Task: Select, from the data, each line where "JSON" occurs.

[Extracted records]
*-*-*

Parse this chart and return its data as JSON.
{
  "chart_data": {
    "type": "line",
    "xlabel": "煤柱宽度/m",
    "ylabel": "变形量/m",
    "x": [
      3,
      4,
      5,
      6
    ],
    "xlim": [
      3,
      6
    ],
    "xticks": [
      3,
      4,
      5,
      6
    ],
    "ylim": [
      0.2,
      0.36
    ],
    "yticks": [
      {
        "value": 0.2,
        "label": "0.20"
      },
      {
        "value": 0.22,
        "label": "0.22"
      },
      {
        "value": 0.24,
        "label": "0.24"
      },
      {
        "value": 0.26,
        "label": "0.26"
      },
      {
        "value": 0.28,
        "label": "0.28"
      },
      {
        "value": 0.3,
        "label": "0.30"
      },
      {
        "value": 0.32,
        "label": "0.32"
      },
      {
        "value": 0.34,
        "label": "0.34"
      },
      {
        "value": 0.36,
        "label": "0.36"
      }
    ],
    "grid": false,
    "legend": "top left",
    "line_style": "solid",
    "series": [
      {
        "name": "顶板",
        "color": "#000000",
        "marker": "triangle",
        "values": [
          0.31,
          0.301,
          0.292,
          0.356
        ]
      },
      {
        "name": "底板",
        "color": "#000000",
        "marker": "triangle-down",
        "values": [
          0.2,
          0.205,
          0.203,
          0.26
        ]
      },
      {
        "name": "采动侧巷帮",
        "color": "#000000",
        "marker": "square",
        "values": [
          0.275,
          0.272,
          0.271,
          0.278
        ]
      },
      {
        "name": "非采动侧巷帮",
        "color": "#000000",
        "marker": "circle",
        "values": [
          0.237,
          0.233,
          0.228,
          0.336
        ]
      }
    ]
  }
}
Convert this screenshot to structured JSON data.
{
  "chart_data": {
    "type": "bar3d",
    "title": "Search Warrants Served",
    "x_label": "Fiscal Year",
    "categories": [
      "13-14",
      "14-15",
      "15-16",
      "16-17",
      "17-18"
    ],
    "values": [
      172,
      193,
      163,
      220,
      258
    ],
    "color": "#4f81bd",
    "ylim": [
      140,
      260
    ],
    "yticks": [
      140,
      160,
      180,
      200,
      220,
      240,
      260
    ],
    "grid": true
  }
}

*-*-*

Right answer:
Parse this chart and return its data as JSON.
Convert this screenshot to structured JSON data.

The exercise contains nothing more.